Brief >> Take the entries below and print all of them exactly, please.

Material provided >>

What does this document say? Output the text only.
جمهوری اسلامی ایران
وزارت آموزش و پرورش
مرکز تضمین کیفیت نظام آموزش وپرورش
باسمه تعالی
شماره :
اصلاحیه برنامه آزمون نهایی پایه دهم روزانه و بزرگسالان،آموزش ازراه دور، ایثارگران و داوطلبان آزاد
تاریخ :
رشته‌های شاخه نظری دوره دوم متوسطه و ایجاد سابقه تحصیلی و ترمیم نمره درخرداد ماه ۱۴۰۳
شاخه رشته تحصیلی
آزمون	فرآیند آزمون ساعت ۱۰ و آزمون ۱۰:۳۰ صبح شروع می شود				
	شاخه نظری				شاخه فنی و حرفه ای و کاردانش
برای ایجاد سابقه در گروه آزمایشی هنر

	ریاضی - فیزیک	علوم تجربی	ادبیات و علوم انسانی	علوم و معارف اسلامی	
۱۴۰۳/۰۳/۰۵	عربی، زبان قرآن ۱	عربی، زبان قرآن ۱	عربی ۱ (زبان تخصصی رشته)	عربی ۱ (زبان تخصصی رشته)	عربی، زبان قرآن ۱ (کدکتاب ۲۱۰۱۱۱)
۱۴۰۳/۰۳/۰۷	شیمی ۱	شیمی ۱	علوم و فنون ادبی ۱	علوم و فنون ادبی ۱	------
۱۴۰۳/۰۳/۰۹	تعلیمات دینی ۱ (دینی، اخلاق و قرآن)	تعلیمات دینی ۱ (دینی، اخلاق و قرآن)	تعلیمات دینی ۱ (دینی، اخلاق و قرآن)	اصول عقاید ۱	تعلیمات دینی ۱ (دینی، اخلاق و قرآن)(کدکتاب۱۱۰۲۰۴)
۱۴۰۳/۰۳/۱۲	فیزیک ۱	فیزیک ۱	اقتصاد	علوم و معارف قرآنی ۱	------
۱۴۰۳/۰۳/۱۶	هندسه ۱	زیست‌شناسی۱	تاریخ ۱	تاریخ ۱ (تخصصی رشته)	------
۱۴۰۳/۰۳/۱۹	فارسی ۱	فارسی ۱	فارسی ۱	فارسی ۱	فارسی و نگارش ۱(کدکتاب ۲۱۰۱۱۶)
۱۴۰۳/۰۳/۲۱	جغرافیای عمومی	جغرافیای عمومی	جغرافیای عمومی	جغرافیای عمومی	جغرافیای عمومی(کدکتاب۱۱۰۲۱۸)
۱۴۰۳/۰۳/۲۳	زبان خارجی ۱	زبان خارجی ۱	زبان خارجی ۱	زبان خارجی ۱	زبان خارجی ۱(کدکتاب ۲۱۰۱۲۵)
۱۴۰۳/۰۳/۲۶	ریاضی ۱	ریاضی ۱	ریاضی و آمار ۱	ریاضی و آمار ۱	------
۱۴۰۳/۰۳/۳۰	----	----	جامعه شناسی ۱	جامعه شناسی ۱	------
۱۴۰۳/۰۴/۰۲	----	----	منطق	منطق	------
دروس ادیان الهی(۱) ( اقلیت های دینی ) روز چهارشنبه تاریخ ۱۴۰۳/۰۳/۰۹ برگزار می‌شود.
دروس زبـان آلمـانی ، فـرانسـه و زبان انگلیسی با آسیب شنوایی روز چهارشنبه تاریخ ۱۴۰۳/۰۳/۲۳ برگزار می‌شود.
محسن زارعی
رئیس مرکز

Worked answer >>
What does this document say? Output the text only.
جمهوری اسلامی ایران
وزارت آموزش و پرورش
مرکز تضمین کیفیت نظام آموزش وپرورش
باسمه تعالی
شماره :
اصلاحیه برنامه آزمون نهایی پایه دهم روزانه و بزرگسالان،آموزش ازراه دور، ایثارگران و داوطلبان آزاد
تاریخ :
رشته‌های شاخه نظری دوره دوم متوسطه و ایجاد سابقه تحصیلی و ترمیم نمره درخرداد ماه ۱۴۰۳
شاخه رشته تحصیلی
آزمون	فرآیند آزمون ساعت ۱۰ و آزمون ۱۰:۳۰ صبح شروع می شود				
	شاخه نظری				شاخه فنی و حرفه ای و کاردانش
برای ایجاد سابقه در گروه آزمایشی هنر

	ریاضی - فیزیک	علوم تجربی	ادبیات و علوم انسانی	علوم و معارف اسلامی	
۱۴۰۳/۰۳/۰۵	عربی، زبان قرآن ۱	عربی، زبان قرآن ۱	عربی ۱ (زبان تخصصی رشته)	عربی ۱ (زبان تخصصی رشته)	عربی، زبان قرآن ۱ (کدکتاب ۲۱۰۱۱۱)
۱۴۰۳/۰۳/۰۷	شیمی ۱	شیمی ۱	علوم و فنون ادبی ۱	علوم و فنون ادبی ۱	------
۱۴۰۳/۰۳/۰۹	تعلیمات دینی ۱ (دینی، اخلاق و قرآن)	تعلیمات دینی ۱ (دینی، اخلاق و قرآن)	تعلیمات دینی ۱ (دینی، اخلاق و قرآن)	اصول عقاید ۱	تعلیمات دینی ۱ (دینی، اخلاق و قرآن)(کدکتاب۱۱۰۲۰۴)
۱۴۰۳/۰۳/۱۲	فیزیک ۱	فیزیک ۱	اقتصاد	علوم و معارف قرآنی ۱	------
۱۴۰۳/۰۳/۱۶	هندسه ۱	زیست‌شناسی۱	تاریخ ۱	تاریخ ۱ (تخصصی رشته)	------
۱۴۰۳/۰۳/۱۹	فارسی ۱	فارسی ۱	فارسی ۱	فارسی ۱	فارسی و نگارش ۱(کدکتاب ۲۱۰۱۱۶)
۱۴۰۳/۰۳/۲۱	جغرافیای عمومی	جغرافیای عمومی	جغرافیای عمومی	جغرافیای عمومی	جغرافیای عمومی(کدکتاب۱۱۰۲۱۸)
۱۴۰۳/۰۳/۲۳	زبان خارجی ۱	زبان خارجی ۱	زبان خارجی ۱	زبان خارجی ۱	زبان خارجی ۱(کدکتاب ۲۱۰۱۲۵)
۱۴۰۳/۰۳/۲۶	ریاضی ۱	ریاضی ۱	ریاضی و آمار ۱	ریاضی و آمار ۱	------
۱۴۰۳/۰۳/۳۰	----	----	جامعه شناسی ۱	جامعه شناسی ۱	------
۱۴۰۳/۰۴/۰۲	----	----	منطق	منطق	------
دروس ادیان الهی(۱) ( اقلیت های دینی ) روز چهارشنبه تاریخ ۱۴۰۳/۰۳/۰۹ برگزار می‌شود.
دروس زبـان آلمـانی ، فـرانسـه و زبان انگلیسی با آسیب شنوایی روز چهارشنبه تاریخ ۱۴۰۳/۰۳/۲۳ برگزار می‌شود.
محسن زارعی
رئیس مرکز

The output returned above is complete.